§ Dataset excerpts
________________________

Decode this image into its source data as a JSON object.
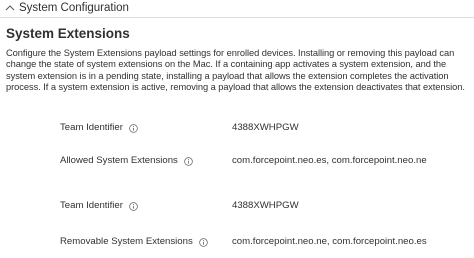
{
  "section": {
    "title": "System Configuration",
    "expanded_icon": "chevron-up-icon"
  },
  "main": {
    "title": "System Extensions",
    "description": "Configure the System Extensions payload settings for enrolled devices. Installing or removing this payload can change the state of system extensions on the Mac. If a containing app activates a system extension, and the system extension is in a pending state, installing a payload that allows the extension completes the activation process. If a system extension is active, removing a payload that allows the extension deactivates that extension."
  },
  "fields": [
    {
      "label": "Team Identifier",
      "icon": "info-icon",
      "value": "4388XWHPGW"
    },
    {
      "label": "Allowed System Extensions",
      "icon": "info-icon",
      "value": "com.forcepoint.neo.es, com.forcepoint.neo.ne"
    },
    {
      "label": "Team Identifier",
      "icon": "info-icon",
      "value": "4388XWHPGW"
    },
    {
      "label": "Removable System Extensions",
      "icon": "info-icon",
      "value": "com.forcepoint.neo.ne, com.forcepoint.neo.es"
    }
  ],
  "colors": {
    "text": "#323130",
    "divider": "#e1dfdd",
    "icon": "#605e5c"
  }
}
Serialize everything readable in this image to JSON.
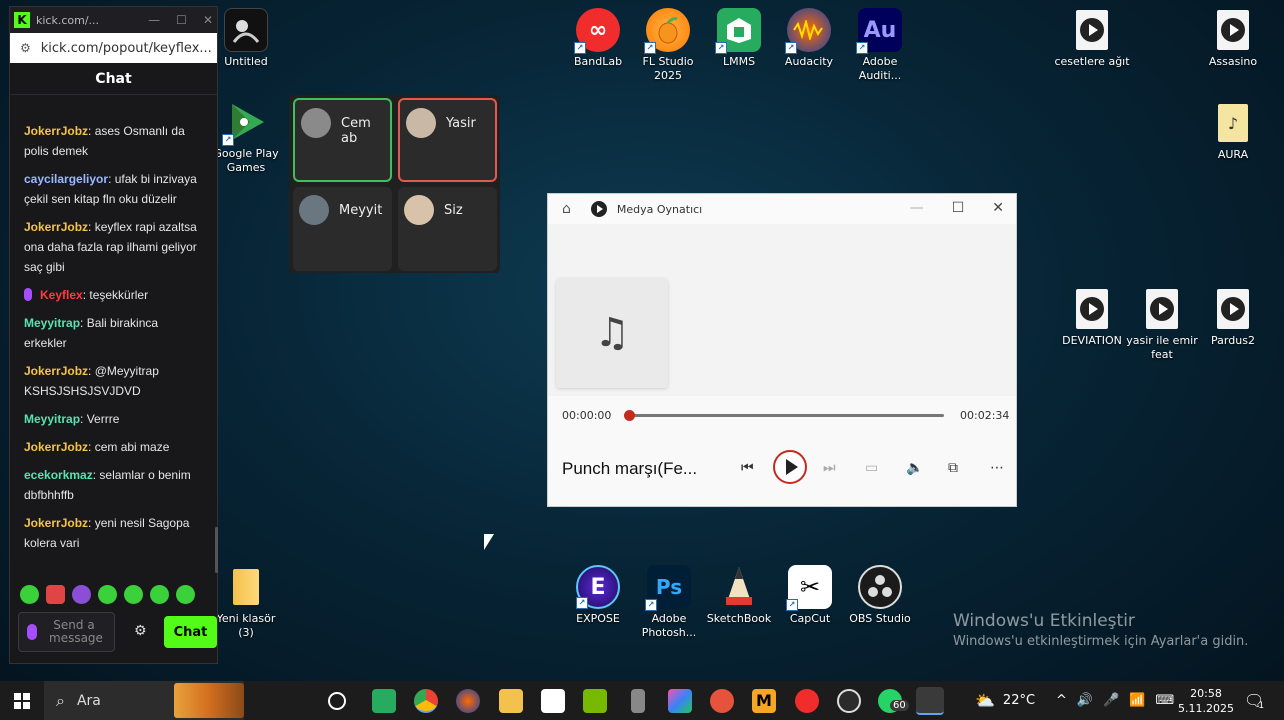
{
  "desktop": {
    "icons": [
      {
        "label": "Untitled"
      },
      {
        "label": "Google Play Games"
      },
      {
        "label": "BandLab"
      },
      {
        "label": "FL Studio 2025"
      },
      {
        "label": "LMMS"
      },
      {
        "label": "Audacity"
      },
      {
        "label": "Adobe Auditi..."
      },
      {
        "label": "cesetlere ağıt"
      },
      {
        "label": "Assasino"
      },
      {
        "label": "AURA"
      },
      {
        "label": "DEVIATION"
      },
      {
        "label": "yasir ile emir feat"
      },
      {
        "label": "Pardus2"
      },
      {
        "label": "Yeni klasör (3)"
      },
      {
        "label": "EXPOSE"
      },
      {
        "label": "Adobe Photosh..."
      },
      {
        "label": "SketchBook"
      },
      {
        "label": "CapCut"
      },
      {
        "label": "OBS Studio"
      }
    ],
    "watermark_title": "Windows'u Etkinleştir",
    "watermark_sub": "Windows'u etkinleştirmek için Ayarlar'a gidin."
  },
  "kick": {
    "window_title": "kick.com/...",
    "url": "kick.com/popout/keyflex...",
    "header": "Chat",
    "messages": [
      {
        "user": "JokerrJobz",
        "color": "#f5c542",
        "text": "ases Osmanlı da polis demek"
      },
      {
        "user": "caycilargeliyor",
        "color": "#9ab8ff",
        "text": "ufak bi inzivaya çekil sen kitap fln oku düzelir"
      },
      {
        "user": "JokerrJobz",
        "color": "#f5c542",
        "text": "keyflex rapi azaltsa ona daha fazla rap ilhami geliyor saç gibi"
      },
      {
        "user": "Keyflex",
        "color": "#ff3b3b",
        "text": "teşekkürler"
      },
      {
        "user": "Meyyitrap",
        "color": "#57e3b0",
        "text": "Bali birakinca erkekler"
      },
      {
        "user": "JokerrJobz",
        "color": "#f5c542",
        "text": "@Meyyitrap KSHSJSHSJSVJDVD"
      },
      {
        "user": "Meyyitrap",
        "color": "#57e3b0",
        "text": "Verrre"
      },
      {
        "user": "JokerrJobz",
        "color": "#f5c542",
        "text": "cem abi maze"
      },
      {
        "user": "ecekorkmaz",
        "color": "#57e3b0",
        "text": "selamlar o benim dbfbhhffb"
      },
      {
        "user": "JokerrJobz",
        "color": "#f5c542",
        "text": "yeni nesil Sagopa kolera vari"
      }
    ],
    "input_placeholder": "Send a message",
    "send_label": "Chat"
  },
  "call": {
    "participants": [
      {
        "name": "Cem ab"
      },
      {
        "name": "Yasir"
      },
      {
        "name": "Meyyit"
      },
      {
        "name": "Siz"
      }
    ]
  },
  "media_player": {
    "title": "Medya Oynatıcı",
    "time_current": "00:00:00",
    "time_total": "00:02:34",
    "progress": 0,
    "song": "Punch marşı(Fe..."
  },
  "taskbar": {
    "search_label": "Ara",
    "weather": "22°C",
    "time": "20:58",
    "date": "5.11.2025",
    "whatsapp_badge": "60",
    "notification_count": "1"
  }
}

________________________

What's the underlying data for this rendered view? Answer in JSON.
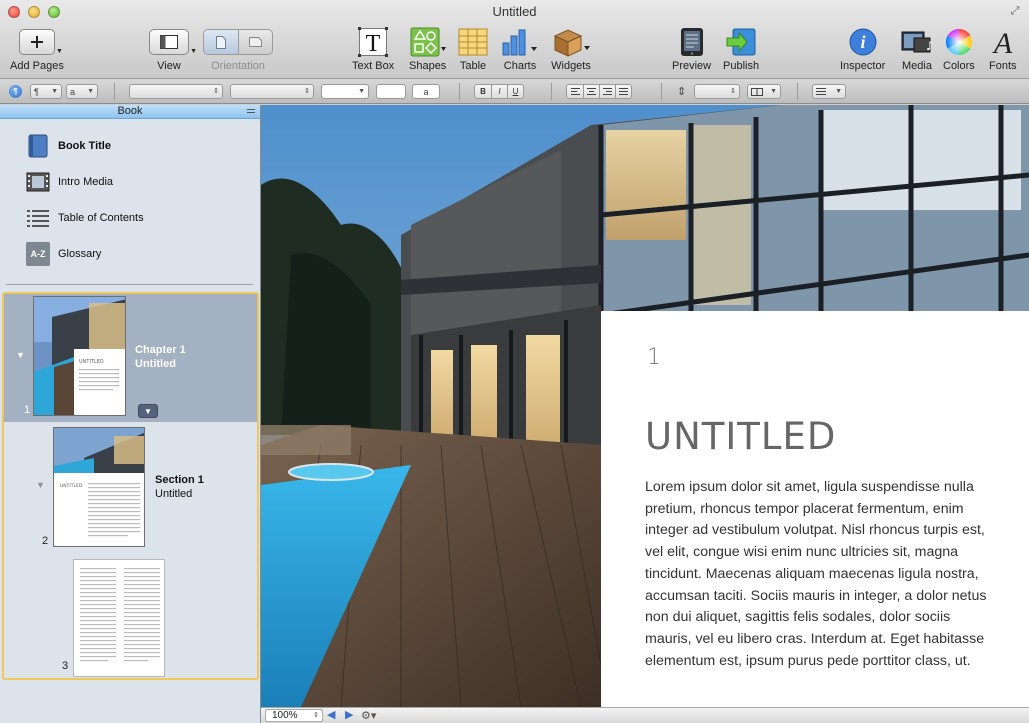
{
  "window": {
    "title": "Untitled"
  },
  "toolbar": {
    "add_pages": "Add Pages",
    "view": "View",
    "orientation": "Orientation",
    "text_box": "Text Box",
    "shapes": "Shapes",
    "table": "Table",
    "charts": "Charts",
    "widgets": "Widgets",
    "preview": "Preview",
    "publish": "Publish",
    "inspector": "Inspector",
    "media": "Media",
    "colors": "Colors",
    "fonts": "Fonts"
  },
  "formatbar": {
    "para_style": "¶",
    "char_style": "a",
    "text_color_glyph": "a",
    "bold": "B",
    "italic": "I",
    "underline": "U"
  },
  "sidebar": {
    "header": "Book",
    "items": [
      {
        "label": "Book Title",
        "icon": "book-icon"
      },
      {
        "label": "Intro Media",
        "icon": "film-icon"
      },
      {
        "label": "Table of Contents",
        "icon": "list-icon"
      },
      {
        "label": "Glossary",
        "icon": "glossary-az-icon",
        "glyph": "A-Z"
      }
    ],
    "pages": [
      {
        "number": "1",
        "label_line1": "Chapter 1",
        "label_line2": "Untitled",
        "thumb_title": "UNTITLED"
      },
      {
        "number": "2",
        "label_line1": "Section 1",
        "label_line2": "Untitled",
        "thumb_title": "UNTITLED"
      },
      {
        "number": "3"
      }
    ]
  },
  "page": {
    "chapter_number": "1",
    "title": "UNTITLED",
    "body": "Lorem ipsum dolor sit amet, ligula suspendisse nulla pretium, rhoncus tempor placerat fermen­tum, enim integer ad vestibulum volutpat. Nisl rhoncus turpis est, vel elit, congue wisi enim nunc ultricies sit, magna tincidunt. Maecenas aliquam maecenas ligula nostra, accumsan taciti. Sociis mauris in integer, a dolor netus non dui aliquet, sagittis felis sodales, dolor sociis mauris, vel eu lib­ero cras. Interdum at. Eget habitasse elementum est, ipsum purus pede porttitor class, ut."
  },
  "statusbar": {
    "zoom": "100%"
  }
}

________________________

§ EXERCISE PROMPT
Lines of the material that contain the word "name" are to be gathered.

§ RESPONSE TO THE TASK
        "name": "Cem ab"
        "name": "Yasir"
        "name": "Meyyit"
        "name": "Siz"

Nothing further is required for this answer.